╭─ GIVEN DATA

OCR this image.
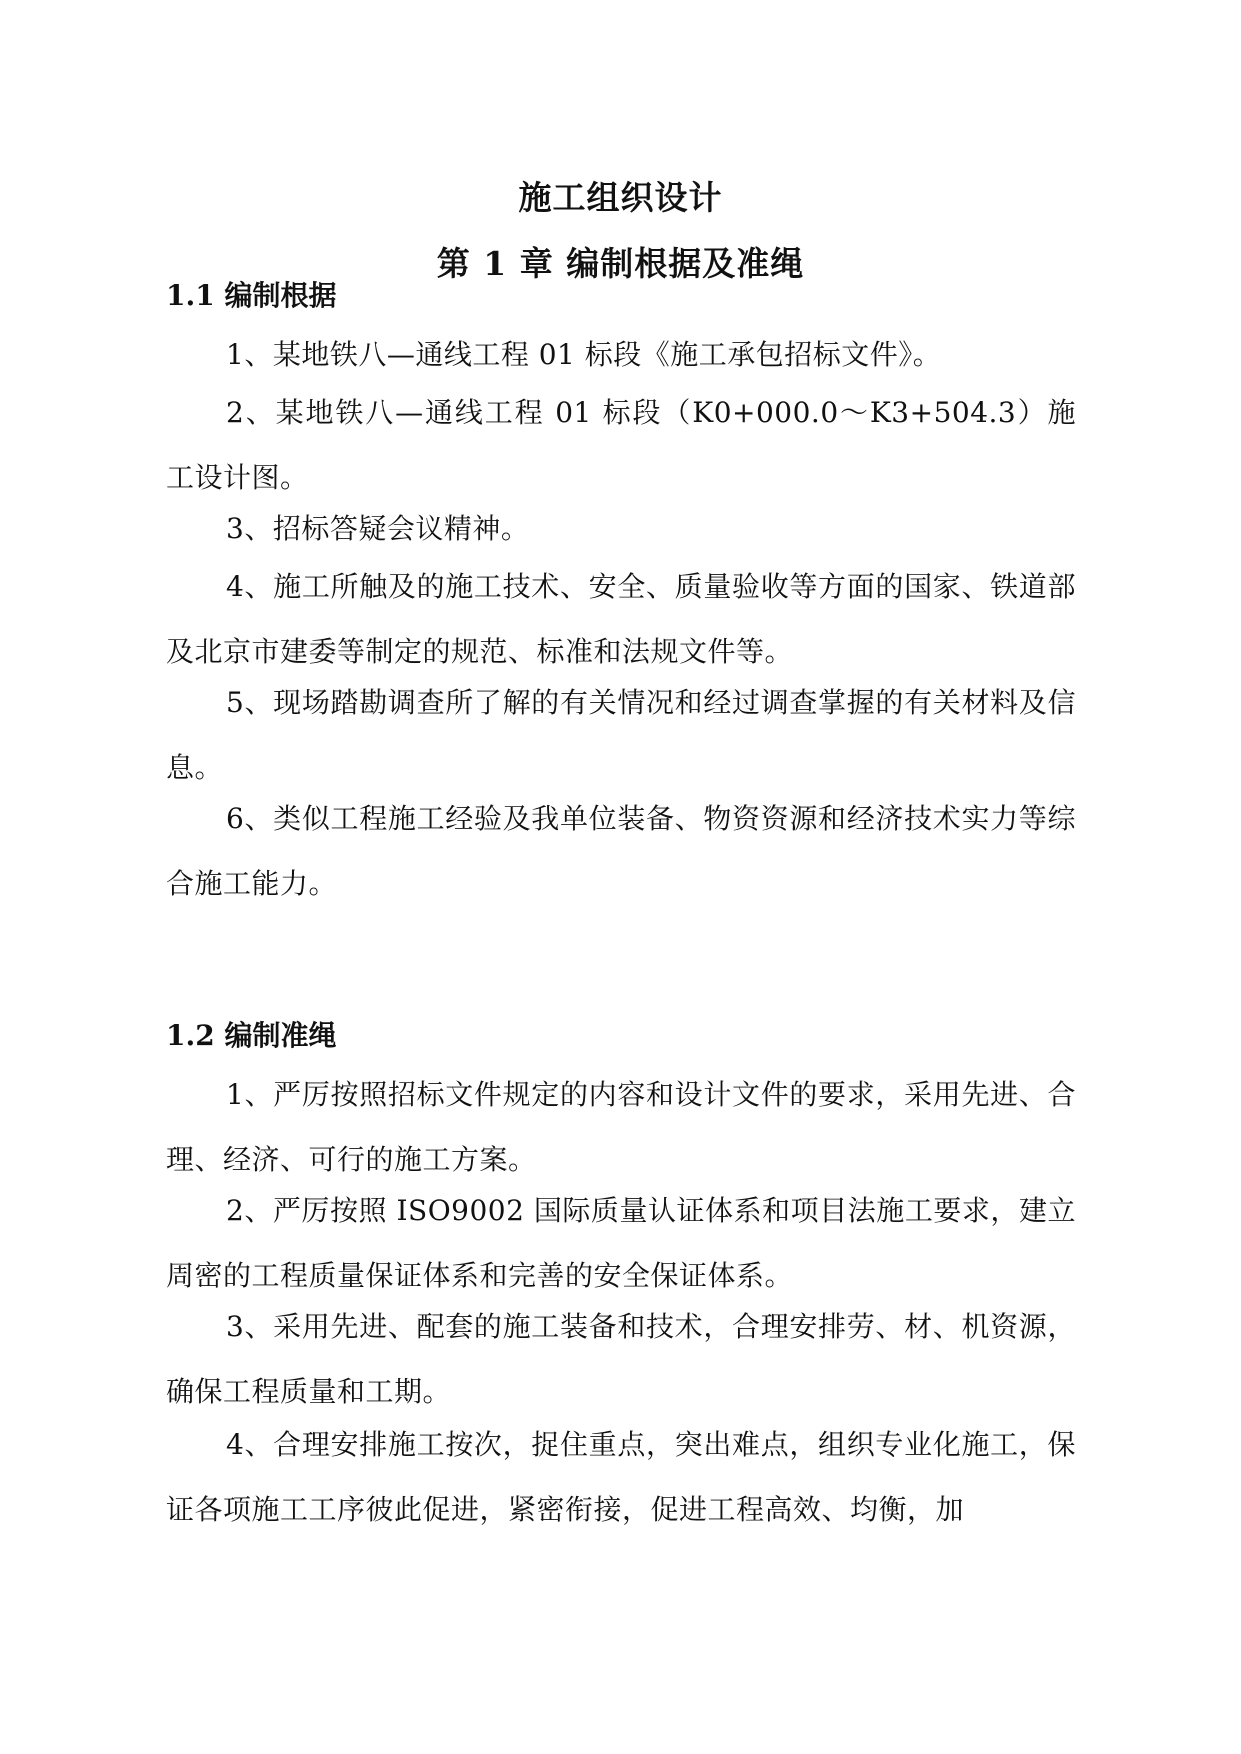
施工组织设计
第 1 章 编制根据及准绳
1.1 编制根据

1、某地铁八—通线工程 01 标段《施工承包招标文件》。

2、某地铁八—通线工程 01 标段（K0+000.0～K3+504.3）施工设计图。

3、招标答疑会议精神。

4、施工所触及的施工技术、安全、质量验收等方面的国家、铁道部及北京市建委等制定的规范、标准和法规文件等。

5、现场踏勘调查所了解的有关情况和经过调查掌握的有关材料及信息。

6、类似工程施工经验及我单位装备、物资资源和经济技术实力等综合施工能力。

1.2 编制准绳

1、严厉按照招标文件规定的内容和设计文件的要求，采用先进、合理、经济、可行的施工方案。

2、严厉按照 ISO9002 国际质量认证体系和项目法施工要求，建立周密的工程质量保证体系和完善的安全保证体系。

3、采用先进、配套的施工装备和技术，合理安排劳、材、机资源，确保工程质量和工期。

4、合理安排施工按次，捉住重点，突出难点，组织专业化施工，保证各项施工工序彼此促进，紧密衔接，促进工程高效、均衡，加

╰─

Each line above is to be copied verbatim. Drop any image from the copy.

OCR this image.
施工组织设计
第 1 章 编制根据及准绳
1.1 编制根据

1、某地铁八—通线工程 01 标段《施工承包招标文件》。

2、某地铁八—通线工程 01 标段（K0+000.0～K3+504.3）施工设计图。

3、招标答疑会议精神。

4、施工所触及的施工技术、安全、质量验收等方面的国家、铁道部及北京市建委等制定的规范、标准和法规文件等。

5、现场踏勘调查所了解的有关情况和经过调查掌握的有关材料及信息。

6、类似工程施工经验及我单位装备、物资资源和经济技术实力等综合施工能力。

1.2 编制准绳

1、严厉按照招标文件规定的内容和设计文件的要求，采用先进、合理、经济、可行的施工方案。

2、严厉按照 ISO9002 国际质量认证体系和项目法施工要求，建立周密的工程质量保证体系和完善的安全保证体系。

3、采用先进、配套的施工装备和技术，合理安排劳、材、机资源，确保工程质量和工期。

4、合理安排施工按次，捉住重点，突出难点，组织专业化施工，保证各项施工工序彼此促进，紧密衔接，促进工程高效、均衡，加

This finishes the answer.